§ RECORD LIST:
····················

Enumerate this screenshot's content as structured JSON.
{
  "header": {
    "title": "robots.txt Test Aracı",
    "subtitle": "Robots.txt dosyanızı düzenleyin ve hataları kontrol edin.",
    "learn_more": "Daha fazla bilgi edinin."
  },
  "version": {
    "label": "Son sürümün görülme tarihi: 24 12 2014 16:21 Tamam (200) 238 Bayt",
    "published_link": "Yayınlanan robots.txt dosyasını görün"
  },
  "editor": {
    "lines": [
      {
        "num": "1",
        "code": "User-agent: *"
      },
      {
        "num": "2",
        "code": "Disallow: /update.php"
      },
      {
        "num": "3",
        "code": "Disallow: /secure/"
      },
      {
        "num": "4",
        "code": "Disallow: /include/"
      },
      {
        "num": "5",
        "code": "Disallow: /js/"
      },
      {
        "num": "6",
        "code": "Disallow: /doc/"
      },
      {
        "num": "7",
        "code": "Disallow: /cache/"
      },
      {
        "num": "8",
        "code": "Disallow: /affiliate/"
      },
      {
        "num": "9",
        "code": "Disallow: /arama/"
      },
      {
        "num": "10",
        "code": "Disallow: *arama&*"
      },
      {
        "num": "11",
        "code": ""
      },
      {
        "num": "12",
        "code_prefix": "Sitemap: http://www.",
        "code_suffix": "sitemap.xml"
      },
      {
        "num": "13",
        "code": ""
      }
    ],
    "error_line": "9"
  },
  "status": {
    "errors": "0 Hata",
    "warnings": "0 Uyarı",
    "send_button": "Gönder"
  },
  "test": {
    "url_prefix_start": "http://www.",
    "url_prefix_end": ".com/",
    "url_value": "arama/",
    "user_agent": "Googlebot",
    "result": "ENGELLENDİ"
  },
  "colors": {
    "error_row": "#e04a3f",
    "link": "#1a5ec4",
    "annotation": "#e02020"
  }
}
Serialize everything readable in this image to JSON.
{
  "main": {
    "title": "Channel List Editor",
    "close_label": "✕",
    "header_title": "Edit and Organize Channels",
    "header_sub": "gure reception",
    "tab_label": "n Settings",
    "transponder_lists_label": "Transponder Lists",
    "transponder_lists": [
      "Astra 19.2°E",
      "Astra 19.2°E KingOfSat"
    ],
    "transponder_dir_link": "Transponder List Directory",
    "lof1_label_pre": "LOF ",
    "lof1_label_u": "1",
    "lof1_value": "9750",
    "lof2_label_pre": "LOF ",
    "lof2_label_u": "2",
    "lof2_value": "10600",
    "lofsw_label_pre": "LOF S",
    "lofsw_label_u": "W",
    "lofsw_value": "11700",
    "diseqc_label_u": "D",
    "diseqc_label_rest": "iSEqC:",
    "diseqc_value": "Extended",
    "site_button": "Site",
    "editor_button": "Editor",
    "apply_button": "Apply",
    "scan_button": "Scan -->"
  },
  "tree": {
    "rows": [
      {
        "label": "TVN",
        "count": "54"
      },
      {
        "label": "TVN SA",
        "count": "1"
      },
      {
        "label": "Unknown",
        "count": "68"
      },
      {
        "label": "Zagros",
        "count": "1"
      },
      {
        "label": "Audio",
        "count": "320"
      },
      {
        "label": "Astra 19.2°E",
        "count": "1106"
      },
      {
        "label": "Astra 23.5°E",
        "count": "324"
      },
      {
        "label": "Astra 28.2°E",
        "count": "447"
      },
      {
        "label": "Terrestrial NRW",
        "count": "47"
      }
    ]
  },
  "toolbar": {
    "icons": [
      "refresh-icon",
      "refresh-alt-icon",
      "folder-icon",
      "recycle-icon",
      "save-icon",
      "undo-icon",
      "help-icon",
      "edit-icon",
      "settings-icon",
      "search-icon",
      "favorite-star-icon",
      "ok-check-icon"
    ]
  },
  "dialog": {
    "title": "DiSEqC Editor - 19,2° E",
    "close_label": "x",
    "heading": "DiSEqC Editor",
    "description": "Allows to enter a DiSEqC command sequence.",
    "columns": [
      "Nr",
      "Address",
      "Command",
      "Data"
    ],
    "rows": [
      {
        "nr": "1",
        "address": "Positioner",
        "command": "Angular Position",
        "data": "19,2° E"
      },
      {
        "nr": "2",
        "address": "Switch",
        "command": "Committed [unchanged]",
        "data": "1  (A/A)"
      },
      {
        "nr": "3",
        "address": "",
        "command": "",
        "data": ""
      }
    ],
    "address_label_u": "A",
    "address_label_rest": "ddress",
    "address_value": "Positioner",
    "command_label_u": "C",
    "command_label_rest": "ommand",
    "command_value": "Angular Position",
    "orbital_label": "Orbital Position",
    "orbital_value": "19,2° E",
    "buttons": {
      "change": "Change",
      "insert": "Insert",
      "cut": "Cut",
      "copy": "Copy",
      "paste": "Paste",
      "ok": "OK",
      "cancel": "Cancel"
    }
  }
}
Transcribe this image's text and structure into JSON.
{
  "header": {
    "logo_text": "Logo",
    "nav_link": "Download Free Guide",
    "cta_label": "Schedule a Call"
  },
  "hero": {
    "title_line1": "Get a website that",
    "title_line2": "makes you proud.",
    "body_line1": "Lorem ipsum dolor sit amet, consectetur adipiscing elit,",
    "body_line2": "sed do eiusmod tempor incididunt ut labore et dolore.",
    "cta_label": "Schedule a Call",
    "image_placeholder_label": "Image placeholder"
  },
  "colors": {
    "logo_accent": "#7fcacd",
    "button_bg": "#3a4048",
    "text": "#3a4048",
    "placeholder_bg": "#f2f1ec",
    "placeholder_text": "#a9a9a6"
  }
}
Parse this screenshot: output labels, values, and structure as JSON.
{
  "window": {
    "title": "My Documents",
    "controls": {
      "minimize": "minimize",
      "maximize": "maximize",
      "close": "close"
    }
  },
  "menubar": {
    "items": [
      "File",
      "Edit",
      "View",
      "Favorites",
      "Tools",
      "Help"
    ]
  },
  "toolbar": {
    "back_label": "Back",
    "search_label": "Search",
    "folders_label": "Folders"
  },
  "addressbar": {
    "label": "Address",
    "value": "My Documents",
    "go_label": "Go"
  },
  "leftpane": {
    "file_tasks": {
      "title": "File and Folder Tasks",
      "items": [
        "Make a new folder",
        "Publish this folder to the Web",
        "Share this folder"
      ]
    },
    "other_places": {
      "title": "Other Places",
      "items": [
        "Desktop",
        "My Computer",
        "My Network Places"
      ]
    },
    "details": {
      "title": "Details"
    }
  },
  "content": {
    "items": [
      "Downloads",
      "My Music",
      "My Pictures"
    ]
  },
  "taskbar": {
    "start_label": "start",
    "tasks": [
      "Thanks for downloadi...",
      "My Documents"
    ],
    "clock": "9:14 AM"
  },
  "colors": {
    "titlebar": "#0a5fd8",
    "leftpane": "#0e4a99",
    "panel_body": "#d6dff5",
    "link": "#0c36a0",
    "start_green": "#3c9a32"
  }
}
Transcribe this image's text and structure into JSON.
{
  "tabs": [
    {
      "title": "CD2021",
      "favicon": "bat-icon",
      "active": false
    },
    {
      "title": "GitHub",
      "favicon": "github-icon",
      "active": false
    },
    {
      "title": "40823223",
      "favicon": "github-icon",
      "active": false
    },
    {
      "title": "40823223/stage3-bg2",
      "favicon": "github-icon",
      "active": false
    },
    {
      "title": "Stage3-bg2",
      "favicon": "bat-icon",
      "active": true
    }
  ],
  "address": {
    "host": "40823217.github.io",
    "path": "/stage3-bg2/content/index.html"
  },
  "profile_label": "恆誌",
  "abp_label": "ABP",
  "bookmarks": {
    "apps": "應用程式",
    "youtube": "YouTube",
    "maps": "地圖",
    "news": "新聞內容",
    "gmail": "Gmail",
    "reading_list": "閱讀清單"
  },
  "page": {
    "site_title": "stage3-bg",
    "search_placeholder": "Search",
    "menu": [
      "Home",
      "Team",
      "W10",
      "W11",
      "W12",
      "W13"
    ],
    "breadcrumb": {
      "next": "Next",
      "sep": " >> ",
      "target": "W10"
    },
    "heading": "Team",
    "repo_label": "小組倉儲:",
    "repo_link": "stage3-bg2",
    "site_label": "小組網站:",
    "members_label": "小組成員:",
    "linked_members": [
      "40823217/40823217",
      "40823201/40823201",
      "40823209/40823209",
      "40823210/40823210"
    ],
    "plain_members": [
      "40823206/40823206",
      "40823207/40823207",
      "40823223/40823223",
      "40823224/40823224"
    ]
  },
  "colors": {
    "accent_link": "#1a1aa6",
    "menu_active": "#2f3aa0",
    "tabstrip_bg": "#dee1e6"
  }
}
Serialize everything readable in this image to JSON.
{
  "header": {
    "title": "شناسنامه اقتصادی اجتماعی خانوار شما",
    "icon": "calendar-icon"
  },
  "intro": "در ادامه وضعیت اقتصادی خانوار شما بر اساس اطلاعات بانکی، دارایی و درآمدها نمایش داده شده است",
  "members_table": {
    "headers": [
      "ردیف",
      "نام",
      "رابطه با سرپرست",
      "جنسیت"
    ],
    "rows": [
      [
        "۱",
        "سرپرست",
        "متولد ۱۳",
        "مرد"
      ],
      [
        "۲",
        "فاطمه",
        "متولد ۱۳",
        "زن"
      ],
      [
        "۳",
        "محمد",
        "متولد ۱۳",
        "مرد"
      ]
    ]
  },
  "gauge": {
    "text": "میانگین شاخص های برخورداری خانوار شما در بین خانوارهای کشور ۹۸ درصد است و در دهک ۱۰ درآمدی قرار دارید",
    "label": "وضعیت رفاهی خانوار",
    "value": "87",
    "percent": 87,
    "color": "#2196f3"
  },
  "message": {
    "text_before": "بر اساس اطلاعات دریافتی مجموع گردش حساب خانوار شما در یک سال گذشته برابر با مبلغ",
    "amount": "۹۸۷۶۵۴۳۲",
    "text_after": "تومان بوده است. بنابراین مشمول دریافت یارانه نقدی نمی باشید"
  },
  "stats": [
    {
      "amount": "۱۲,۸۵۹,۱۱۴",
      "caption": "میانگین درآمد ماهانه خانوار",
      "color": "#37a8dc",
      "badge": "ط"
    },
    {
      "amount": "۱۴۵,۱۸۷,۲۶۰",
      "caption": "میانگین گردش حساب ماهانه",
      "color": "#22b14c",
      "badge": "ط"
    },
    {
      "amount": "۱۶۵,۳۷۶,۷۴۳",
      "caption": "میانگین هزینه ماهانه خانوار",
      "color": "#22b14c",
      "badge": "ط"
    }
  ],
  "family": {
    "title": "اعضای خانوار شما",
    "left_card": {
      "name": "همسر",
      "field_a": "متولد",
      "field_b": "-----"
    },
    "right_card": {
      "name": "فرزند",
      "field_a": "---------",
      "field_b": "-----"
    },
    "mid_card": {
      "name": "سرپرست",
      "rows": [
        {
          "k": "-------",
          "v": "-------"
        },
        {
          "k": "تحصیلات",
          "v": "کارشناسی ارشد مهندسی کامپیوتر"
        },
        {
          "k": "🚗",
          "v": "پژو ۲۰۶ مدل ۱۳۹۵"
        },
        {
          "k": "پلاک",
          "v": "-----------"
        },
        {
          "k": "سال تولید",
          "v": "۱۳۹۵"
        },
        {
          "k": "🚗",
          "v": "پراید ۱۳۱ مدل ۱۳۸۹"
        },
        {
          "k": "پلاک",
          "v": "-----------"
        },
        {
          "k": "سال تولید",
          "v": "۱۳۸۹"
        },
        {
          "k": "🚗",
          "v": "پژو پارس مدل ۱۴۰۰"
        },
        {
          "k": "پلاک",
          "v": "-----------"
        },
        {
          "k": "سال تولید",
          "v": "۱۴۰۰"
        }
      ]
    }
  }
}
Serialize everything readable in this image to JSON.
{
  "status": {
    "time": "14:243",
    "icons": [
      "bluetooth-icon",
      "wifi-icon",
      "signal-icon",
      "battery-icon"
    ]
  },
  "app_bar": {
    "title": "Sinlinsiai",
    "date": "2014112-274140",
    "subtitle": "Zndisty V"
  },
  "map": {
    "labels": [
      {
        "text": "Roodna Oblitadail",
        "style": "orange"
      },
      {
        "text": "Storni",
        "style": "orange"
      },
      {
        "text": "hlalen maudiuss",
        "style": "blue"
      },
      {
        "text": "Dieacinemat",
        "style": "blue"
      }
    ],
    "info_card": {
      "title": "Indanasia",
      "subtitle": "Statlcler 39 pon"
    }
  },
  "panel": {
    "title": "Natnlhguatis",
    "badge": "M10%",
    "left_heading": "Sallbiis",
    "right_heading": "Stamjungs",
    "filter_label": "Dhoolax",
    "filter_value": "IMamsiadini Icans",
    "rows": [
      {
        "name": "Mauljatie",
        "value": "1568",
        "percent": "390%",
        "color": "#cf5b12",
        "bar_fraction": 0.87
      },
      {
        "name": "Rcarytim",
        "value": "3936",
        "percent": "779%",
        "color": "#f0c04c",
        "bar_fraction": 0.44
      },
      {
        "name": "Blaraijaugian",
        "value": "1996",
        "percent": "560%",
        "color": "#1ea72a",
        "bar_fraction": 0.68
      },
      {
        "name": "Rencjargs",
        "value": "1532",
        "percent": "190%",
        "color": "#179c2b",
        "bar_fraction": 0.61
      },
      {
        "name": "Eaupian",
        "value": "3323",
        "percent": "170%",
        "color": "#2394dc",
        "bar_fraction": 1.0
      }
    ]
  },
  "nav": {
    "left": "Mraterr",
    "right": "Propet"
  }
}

····················

§ EXERCISE BRIEF: Return every line above that contains the word "میانگین".

§ EXPECTED ANSWER:
    "text": "میانگین شاخص های برخورداری خانوار شما در بین خانوارهای کشور ۹۸ درصد است و در دهک ۱۰ درآمدی قرار دارید",
      "caption": "میانگین درآمد ماهانه خانوار",
      "caption": "میانگین گردش حساب ماهانه",
      "caption": "میانگین هزینه ماهانه خانوار",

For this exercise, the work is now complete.